Dataset excerpts
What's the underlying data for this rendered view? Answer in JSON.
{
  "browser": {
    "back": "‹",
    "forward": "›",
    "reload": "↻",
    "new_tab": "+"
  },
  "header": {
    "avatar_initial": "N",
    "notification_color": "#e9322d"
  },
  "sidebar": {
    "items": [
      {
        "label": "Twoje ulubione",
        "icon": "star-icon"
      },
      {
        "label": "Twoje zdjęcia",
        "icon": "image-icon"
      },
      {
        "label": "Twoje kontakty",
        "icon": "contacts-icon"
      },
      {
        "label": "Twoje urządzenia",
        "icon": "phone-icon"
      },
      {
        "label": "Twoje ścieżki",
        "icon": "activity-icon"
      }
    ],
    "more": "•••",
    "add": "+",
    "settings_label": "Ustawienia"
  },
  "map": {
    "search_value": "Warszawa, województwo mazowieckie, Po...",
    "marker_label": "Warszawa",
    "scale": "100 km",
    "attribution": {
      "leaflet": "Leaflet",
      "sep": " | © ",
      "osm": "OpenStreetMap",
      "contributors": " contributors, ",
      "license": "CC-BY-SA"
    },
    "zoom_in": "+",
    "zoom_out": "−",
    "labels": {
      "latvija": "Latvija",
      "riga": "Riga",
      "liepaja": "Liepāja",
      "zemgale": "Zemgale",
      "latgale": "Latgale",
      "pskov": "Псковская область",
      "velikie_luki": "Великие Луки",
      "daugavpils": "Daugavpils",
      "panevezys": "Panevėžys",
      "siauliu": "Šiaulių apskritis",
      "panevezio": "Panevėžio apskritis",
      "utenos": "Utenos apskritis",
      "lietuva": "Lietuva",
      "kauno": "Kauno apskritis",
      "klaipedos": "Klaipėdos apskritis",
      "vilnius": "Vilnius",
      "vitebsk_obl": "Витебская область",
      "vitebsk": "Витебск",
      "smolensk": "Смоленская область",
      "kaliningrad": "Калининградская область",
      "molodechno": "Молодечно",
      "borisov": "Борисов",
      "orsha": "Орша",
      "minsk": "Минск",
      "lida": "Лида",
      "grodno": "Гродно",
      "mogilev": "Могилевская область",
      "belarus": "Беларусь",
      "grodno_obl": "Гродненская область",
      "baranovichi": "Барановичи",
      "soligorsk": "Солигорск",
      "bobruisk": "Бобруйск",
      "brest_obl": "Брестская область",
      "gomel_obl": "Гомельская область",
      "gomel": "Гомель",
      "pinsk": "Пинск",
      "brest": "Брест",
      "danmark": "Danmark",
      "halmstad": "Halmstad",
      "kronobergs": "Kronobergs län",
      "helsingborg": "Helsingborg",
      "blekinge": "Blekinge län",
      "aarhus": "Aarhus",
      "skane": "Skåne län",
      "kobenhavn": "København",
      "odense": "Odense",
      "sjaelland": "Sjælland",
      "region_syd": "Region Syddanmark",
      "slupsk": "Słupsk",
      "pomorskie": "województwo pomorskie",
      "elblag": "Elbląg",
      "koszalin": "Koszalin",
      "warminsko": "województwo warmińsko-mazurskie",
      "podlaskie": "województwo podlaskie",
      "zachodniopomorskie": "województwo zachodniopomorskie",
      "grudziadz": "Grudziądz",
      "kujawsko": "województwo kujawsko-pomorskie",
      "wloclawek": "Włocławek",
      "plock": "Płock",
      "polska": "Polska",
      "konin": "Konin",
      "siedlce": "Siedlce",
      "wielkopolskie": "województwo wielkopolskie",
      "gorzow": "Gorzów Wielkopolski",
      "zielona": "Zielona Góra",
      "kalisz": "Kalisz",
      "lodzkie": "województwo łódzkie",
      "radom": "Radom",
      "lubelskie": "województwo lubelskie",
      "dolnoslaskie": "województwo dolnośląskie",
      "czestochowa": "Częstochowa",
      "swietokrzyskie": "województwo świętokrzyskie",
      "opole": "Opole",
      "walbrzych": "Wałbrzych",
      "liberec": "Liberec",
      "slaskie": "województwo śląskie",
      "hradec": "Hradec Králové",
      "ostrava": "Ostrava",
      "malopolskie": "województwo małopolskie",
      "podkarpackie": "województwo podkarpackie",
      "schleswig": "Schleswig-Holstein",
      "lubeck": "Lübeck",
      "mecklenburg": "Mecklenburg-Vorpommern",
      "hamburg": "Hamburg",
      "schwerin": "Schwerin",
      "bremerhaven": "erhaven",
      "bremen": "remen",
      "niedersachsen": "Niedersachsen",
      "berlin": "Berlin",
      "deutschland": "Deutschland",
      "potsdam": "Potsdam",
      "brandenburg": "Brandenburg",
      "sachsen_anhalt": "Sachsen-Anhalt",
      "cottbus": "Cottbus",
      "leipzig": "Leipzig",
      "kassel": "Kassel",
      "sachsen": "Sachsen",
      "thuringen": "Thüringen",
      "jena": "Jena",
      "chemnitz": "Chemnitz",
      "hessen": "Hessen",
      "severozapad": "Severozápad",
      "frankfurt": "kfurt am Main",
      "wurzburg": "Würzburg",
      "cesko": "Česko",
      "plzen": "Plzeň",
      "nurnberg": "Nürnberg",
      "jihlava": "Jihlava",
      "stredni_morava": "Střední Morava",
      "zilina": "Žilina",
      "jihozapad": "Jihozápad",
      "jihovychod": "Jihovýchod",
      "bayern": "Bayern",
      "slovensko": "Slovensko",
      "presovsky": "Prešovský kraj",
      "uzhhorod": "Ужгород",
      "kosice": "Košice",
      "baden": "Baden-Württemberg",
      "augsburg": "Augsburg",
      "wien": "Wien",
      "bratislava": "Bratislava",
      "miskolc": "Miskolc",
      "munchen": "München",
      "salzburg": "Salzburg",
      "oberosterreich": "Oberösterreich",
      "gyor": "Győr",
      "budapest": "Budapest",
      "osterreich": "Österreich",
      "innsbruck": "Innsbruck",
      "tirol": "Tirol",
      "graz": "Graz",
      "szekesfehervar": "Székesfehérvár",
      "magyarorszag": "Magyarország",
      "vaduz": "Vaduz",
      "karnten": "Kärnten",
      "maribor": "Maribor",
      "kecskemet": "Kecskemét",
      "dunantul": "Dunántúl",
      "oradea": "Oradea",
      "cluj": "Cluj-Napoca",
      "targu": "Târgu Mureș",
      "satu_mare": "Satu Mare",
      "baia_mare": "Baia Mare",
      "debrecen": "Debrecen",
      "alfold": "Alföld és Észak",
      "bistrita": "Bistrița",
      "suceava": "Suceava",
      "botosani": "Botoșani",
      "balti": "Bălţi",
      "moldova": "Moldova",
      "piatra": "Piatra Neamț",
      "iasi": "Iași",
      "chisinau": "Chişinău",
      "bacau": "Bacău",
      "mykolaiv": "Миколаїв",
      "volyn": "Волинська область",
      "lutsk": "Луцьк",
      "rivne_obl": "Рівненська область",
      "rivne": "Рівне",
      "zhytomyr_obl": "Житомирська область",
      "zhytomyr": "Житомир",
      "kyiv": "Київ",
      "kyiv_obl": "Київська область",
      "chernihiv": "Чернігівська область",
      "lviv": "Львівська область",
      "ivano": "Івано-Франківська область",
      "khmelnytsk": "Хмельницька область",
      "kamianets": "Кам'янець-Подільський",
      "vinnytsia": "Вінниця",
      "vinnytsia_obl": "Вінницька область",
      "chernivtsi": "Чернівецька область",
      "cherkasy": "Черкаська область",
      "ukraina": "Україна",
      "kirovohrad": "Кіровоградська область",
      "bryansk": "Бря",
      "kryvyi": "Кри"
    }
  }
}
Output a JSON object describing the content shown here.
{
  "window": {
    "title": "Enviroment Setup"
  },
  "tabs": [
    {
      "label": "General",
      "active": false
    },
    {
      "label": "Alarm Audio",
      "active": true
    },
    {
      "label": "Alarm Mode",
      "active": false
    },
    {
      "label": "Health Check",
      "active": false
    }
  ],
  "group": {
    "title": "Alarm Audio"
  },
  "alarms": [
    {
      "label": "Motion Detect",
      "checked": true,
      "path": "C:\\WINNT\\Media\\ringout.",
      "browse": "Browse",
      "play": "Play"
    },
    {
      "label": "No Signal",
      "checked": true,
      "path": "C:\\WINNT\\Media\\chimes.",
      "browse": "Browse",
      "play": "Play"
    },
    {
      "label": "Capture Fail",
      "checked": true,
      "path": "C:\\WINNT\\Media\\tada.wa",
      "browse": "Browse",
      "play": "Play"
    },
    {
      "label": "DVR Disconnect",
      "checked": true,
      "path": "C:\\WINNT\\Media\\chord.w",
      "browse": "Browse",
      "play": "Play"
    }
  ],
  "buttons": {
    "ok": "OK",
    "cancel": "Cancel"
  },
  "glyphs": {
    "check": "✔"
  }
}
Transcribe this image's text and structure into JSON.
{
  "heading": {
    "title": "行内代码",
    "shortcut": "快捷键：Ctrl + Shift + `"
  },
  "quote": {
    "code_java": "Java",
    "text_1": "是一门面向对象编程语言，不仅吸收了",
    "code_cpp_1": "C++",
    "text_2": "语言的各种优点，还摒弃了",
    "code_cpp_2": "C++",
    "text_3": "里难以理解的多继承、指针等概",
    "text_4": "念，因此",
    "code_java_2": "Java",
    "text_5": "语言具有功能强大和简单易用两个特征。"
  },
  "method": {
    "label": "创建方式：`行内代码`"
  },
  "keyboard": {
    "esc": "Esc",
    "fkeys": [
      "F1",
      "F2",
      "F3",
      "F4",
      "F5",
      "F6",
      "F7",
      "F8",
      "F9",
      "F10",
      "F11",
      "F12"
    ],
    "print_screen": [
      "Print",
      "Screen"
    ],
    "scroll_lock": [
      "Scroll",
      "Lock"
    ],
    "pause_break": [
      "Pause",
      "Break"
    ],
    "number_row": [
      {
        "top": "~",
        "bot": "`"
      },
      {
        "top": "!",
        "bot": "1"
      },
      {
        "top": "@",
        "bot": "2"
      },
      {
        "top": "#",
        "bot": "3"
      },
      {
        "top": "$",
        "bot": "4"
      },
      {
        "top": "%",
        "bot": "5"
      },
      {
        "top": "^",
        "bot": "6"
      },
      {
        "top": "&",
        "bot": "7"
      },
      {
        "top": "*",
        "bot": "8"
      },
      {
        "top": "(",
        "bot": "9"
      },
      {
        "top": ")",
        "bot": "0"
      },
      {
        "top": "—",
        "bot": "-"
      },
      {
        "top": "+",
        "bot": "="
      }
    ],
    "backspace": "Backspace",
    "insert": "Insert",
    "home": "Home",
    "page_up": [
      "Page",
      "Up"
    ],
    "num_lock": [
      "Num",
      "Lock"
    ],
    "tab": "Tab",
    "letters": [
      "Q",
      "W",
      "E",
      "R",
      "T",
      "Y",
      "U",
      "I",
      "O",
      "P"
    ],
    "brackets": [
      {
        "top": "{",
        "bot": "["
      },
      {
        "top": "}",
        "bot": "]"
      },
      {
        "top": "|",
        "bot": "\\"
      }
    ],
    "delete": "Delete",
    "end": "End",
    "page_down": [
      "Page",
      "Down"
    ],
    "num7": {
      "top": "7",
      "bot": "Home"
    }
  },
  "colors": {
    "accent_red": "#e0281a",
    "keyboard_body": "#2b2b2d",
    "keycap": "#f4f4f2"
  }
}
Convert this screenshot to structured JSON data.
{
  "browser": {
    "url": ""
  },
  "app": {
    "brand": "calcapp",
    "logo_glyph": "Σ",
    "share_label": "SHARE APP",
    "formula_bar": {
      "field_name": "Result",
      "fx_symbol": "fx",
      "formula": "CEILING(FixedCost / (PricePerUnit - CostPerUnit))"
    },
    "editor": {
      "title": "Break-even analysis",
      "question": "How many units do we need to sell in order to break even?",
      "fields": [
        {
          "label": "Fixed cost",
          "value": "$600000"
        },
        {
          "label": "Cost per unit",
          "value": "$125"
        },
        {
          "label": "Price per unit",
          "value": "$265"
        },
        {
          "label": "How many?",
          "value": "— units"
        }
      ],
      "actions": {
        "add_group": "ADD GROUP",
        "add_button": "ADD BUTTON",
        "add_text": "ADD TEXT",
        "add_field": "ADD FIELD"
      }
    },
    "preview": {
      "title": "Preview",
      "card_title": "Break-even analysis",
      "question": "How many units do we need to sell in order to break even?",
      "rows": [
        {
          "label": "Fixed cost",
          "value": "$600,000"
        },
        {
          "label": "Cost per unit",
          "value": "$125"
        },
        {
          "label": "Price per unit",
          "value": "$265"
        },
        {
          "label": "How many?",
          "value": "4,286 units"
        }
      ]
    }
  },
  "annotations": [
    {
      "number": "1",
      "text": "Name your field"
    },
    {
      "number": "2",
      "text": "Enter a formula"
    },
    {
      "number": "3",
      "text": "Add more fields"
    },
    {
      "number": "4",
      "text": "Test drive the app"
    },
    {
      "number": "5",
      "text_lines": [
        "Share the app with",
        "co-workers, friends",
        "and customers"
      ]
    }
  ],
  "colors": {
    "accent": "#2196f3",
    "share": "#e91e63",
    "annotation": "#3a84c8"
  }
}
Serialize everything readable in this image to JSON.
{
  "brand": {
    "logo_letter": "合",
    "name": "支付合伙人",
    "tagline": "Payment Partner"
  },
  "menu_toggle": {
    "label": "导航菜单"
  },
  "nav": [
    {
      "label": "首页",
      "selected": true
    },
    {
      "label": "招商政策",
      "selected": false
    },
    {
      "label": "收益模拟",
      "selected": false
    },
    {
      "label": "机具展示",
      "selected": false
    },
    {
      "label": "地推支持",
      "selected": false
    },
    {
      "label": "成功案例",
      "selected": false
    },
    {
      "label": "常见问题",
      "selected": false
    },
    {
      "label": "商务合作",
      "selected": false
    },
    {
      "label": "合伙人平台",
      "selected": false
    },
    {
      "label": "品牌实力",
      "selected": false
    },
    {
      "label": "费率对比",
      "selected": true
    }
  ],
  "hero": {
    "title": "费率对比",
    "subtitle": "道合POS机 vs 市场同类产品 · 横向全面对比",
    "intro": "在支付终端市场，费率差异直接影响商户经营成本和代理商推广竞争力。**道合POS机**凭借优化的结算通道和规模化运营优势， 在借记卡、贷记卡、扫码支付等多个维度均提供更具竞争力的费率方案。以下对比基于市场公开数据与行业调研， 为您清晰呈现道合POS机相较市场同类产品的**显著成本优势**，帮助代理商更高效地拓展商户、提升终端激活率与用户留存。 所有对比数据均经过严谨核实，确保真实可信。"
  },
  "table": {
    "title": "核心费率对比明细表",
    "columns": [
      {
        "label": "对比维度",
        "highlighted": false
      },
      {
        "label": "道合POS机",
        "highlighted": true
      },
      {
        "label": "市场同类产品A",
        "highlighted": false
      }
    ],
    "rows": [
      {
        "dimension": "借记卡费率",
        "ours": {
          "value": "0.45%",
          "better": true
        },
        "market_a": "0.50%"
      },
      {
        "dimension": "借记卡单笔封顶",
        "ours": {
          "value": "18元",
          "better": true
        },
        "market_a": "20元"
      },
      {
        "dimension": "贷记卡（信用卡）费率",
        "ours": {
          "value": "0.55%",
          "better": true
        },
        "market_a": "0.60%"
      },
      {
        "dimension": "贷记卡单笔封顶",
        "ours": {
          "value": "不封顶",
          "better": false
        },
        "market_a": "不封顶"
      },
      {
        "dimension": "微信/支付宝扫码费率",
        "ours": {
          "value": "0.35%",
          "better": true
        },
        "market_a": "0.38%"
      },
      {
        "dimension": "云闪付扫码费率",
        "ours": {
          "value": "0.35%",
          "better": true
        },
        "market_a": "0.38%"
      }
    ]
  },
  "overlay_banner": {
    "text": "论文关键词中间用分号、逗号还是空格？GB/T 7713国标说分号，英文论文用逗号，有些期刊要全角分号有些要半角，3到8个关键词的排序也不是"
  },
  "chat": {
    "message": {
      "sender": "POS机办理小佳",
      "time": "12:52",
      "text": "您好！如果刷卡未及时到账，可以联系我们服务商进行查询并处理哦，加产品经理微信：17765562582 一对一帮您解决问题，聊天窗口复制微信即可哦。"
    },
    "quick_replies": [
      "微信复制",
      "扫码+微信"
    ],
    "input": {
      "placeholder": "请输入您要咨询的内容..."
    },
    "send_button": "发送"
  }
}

◆ Aim of the exercise
Across the records above, count the lines holding "JSON" and reply with that number alone.

◆ Written solution
5